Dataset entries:
┄┄┄┄┄┄┄┄┄┄┄┄┄┄┄┄┄┄┄┄
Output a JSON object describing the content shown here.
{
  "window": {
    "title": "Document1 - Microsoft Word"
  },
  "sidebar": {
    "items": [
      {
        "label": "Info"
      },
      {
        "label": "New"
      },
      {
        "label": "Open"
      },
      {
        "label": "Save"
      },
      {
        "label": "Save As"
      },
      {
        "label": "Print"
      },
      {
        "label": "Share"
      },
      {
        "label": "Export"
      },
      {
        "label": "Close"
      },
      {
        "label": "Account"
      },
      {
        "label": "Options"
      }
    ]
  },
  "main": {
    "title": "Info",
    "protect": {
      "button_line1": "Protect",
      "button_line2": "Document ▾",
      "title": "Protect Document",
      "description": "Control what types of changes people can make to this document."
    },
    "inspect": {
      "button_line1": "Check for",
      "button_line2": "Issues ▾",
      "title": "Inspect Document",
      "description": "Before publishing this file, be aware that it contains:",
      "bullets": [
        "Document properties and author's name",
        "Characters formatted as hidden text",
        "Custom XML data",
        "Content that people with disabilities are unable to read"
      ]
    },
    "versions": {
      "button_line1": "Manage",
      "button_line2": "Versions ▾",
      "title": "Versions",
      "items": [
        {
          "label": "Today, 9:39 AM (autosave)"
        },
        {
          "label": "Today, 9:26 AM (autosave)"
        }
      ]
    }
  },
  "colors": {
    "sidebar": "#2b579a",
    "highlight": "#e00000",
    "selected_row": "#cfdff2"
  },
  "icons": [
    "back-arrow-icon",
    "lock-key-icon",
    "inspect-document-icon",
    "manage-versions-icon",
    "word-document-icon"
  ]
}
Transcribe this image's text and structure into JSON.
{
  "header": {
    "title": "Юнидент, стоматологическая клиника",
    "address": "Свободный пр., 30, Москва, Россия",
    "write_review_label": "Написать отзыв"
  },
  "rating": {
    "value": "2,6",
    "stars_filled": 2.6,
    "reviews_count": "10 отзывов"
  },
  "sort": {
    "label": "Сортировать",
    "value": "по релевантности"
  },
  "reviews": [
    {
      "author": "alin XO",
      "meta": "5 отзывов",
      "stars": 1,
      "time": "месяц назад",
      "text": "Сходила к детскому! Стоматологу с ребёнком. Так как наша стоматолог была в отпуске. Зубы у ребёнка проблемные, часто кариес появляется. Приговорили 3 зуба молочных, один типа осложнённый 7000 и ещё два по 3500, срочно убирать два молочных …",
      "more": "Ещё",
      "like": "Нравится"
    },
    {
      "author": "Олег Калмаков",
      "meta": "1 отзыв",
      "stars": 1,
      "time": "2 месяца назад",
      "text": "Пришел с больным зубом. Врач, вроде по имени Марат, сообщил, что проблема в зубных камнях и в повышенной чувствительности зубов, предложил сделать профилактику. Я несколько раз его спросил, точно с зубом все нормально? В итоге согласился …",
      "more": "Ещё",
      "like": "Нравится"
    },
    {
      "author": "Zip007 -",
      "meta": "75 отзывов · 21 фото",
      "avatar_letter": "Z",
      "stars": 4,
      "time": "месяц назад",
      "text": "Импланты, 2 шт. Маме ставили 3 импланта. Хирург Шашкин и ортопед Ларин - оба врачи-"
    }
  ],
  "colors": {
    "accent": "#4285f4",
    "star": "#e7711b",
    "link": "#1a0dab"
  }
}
┄┄┄┄┄┄┄┄┄┄┄┄┄┄┄┄┄┄┄┄
THE REQUEST. Starting at the line that contains "Transcribe this image's", quote each remaining line of the entries above, unchanged.

RESULT.
Transcribe this image's text and structure into JSON.
{
  "header": {
    "title": "Юнидент, стоматологическая клиника",
    "address": "Свободный пр., 30, Москва, Россия",
    "write_review_label": "Написать отзыв"
  },
  "rating": {
    "value": "2,6",
    "stars_filled": 2.6,
    "reviews_count": "10 отзывов"
  },
  "sort": {
    "label": "Сортировать",
    "value": "по релевантности"
  },
  "reviews": [
    {
      "author": "alin XO",
      "meta": "5 отзывов",
      "stars": 1,
      "time": "месяц назад",
      "text": "Сходила к детскому! Стоматологу с ребёнком. Так как наша стоматолог была в отпуске. Зубы у ребёнка проблемные, часто кариес появляется. Приговорили 3 зуба молочных, один типа осложнённый 7000 и ещё два по 3500, срочно убирать два молочных …",
      "more": "Ещё",
      "like": "Нравится"
    },
    {
      "author": "Олег Калмаков",
      "meta": "1 отзыв",
      "stars": 1,
      "time": "2 месяца назад",
      "text": "Пришел с больным зубом. Врач, вроде по имени Марат, сообщил, что проблема в зубных камнях и в повышенной чувствительности зубов, предложил сделать профилактику. Я несколько раз его спросил, точно с зубом все нормально? В итоге согласился …",
      "more": "Ещё",
      "like": "Нравится"
    },
    {
      "author": "Zip007 -",
      "meta": "75 отзывов · 21 фото",
      "avatar_letter": "Z",
      "stars": 4,
      "time": "месяц назад",
      "text": "Импланты, 2 шт. Маме ставили 3 импланта. Хирург Шашкин и ортопед Ларин - оба врачи-"
    }
  ],
  "colors": {
    "accent": "#4285f4",
    "star": "#e7711b",
    "link": "#1a0dab"
  }
}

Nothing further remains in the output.